Short problem: Show, in full, each line of the data that contains "career".

================

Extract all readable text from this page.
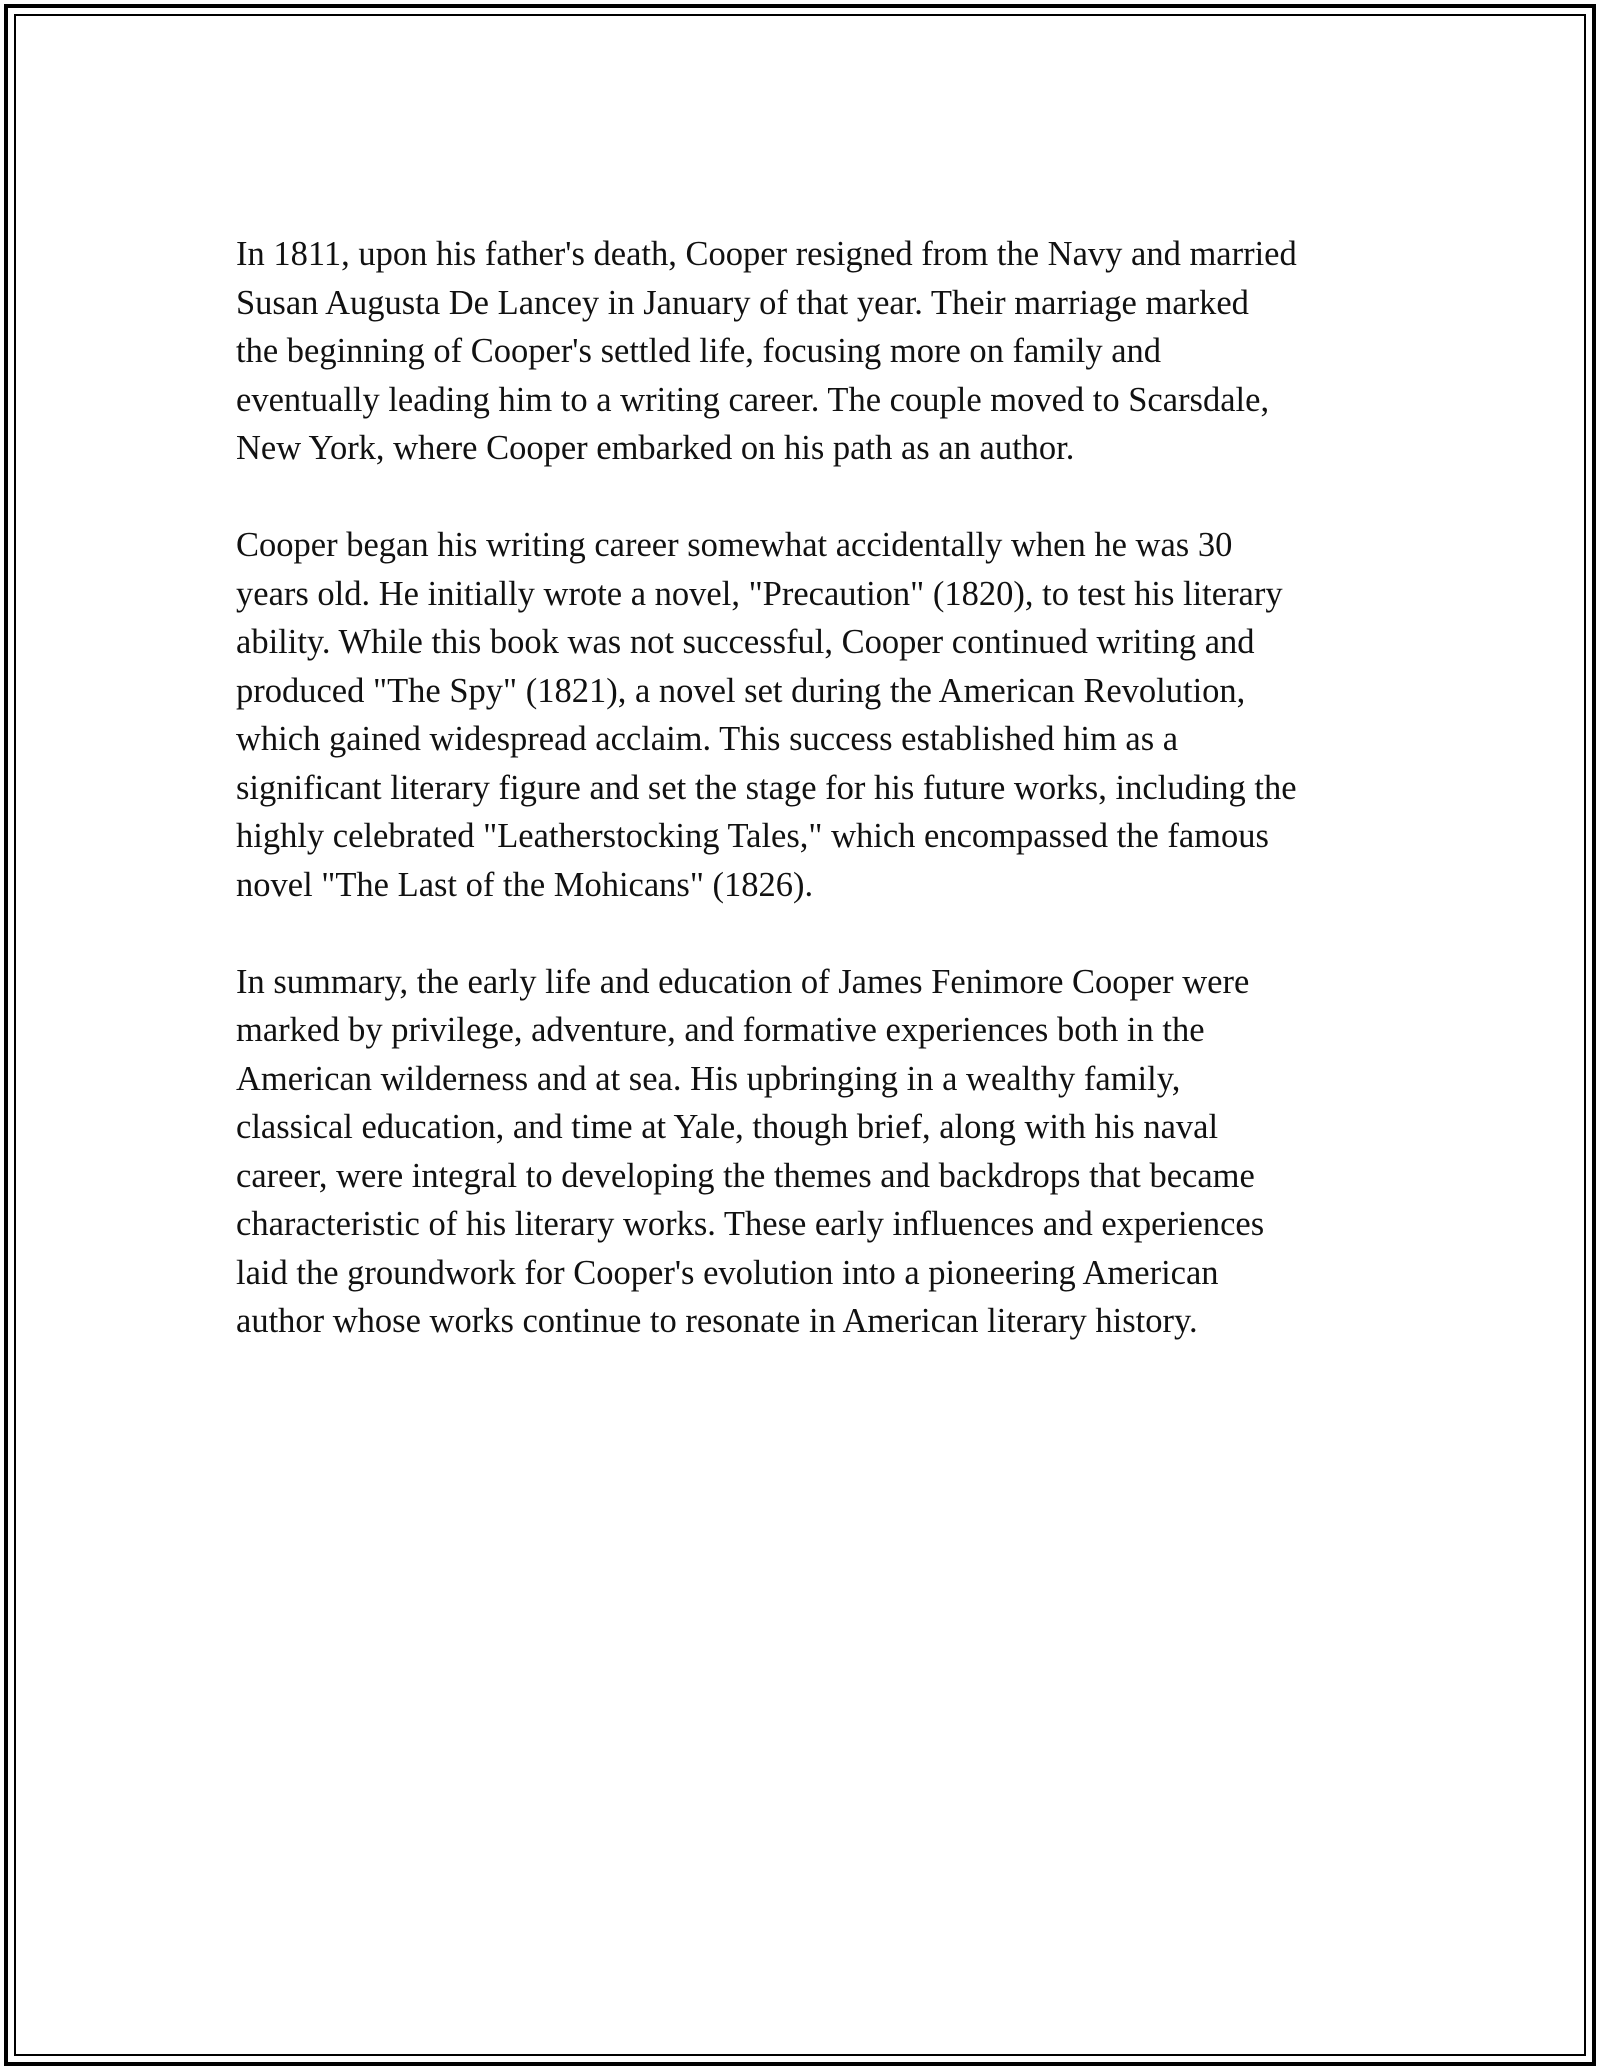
In 1811, upon his father's death, Cooper resigned from the Navy and married
Susan Augusta De Lancey in January of that year. Their marriage marked
the beginning of Cooper's settled life, focusing more on family and
eventually leading him to a writing career. The couple moved to Scarsdale,
New York, where Cooper embarked on his path as an author.

Cooper began his writing career somewhat accidentally when he was 30
years old. He initially wrote a novel, "Precaution" (1820), to test his literary
ability. While this book was not successful, Cooper continued writing and
produced "The Spy" (1821), a novel set during the American Revolution,
which gained widespread acclaim. This success established him as a
significant literary figure and set the stage for his future works, including the
highly celebrated "Leatherstocking Tales," which encompassed the famous
novel "The Last of the Mohicans" (1826).

In summary, the early life and education of James Fenimore Cooper were
marked by privilege, adventure, and formative experiences both in the
American wilderness and at sea. His upbringing in a wealthy family,
classical education, and time at Yale, though brief, along with his naval
career, were integral to developing the themes and backdrops that became
characteristic of his literary works. These early influences and experiences
laid the groundwork for Cooper's evolution into a pioneering American
author whose works continue to resonate in American literary history.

================

Answer to this exercise:
eventually leading him to a writing career. The couple moved to Scarsdale,
Cooper began his writing career somewhat accidentally when he was 30
career, were integral to developing the themes and backdrops that became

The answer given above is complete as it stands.